▶ **Task to complete**:
Take the data that follows and retype it word for word.

Extracted records:
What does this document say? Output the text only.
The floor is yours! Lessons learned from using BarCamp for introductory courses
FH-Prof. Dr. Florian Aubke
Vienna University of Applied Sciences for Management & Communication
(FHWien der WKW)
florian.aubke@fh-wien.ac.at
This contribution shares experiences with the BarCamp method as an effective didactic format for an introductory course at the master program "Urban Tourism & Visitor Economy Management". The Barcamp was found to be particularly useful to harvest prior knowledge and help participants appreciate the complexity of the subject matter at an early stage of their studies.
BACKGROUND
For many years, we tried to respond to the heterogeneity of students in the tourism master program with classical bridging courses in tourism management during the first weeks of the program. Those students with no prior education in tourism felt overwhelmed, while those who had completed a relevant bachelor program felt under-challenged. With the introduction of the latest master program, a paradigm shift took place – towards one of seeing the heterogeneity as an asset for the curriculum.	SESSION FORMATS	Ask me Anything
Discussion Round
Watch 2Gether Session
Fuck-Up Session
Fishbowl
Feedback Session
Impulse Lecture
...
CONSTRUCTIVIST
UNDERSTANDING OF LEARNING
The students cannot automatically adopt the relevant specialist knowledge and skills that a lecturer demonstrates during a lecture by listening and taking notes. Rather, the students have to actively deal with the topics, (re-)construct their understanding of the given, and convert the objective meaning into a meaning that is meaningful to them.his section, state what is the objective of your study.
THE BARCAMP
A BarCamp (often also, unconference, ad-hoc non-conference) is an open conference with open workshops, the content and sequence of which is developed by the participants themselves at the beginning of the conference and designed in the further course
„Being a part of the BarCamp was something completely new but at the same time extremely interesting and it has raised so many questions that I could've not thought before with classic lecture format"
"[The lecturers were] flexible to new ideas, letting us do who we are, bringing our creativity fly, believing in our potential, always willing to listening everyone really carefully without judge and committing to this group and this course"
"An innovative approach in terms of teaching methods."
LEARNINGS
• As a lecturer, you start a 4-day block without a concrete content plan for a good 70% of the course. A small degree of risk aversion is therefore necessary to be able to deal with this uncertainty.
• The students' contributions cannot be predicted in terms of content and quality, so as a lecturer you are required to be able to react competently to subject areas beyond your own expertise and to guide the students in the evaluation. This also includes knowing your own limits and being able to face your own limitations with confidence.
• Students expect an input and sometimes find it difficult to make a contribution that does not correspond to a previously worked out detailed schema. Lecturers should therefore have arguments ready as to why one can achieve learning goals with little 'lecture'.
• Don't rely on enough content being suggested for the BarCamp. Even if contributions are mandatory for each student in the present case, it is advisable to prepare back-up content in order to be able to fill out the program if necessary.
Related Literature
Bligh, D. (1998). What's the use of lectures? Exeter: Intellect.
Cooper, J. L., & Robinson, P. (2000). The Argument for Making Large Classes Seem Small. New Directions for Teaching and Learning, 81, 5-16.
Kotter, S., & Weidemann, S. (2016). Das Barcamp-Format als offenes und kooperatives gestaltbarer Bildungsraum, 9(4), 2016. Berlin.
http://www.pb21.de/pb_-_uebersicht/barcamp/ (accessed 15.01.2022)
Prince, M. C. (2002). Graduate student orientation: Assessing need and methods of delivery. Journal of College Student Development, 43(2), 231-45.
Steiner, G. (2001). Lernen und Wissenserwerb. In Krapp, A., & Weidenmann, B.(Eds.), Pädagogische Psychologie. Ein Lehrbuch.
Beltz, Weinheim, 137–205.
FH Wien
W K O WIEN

▶ **Solution**:
What does this document say? Output the text only.
The floor is yours! Lessons learned from using BarCamp for introductory courses
FH-Prof. Dr. Florian Aubke
Vienna University of Applied Sciences for Management & Communication
(FHWien der WKW)
florian.aubke@fh-wien.ac.at
This contribution shares experiences with the BarCamp method as an effective didactic format for an introductory course at the master program "Urban Tourism & Visitor Economy Management". The Barcamp was found to be particularly useful to harvest prior knowledge and help participants appreciate the complexity of the subject matter at an early stage of their studies.
BACKGROUND
For many years, we tried to respond to the heterogeneity of students in the tourism master program with classical bridging courses in tourism management during the first weeks of the program. Those students with no prior education in tourism felt overwhelmed, while those who had completed a relevant bachelor program felt under-challenged. With the introduction of the latest master program, a paradigm shift took place – towards one of seeing the heterogeneity as an asset for the curriculum.	SESSION FORMATS	Ask me Anything
Discussion Round
Watch 2Gether Session
Fuck-Up Session
Fishbowl
Feedback Session
Impulse Lecture
...
CONSTRUCTIVIST
UNDERSTANDING OF LEARNING
The students cannot automatically adopt the relevant specialist knowledge and skills that a lecturer demonstrates during a lecture by listening and taking notes. Rather, the students have to actively deal with the topics, (re-)construct their understanding of the given, and convert the objective meaning into a meaning that is meaningful to them.his section, state what is the objective of your study.
THE BARCAMP
A BarCamp (often also, unconference, ad-hoc non-conference) is an open conference with open workshops, the content and sequence of which is developed by the participants themselves at the beginning of the conference and designed in the further course
„Being a part of the BarCamp was something completely new but at the same time extremely interesting and it has raised so many questions that I could've not thought before with classic lecture format"
"[The lecturers were] flexible to new ideas, letting us do who we are, bringing our creativity fly, believing in our potential, always willing to listening everyone really carefully without judge and committing to this group and this course"
"An innovative approach in terms of teaching methods."
LEARNINGS
• As a lecturer, you start a 4-day block without a concrete content plan for a good 70% of the course. A small degree of risk aversion is therefore necessary to be able to deal with this uncertainty.
• The students' contributions cannot be predicted in terms of content and quality, so as a lecturer you are required to be able to react competently to subject areas beyond your own expertise and to guide the students in the evaluation. This also includes knowing your own limits and being able to face your own limitations with confidence.
• Students expect an input and sometimes find it difficult to make a contribution that does not correspond to a previously worked out detailed schema. Lecturers should therefore have arguments ready as to why one can achieve learning goals with little 'lecture'.
• Don't rely on enough content being suggested for the BarCamp. Even if contributions are mandatory for each student in the present case, it is advisable to prepare back-up content in order to be able to fill out the program if necessary.
Related Literature
Bligh, D. (1998). What's the use of lectures? Exeter: Intellect.
Cooper, J. L., & Robinson, P. (2000). The Argument for Making Large Classes Seem Small. New Directions for Teaching and Learning, 81, 5-16.
Kotter, S., & Weidemann, S. (2016). Das Barcamp-Format als offenes und kooperatives gestaltbarer Bildungsraum, 9(4), 2016. Berlin.
http://www.pb21.de/pb_-_uebersicht/barcamp/ (accessed 15.01.2022)
Prince, M. C. (2002). Graduate student orientation: Assessing need and methods of delivery. Journal of College Student Development, 43(2), 231-45.
Steiner, G. (2001). Lernen und Wissenserwerb. In Krapp, A., & Weidenmann, B.(Eds.), Pädagogische Psychologie. Ein Lehrbuch.
Beltz, Weinheim, 137–205.
FH Wien
W K O WIEN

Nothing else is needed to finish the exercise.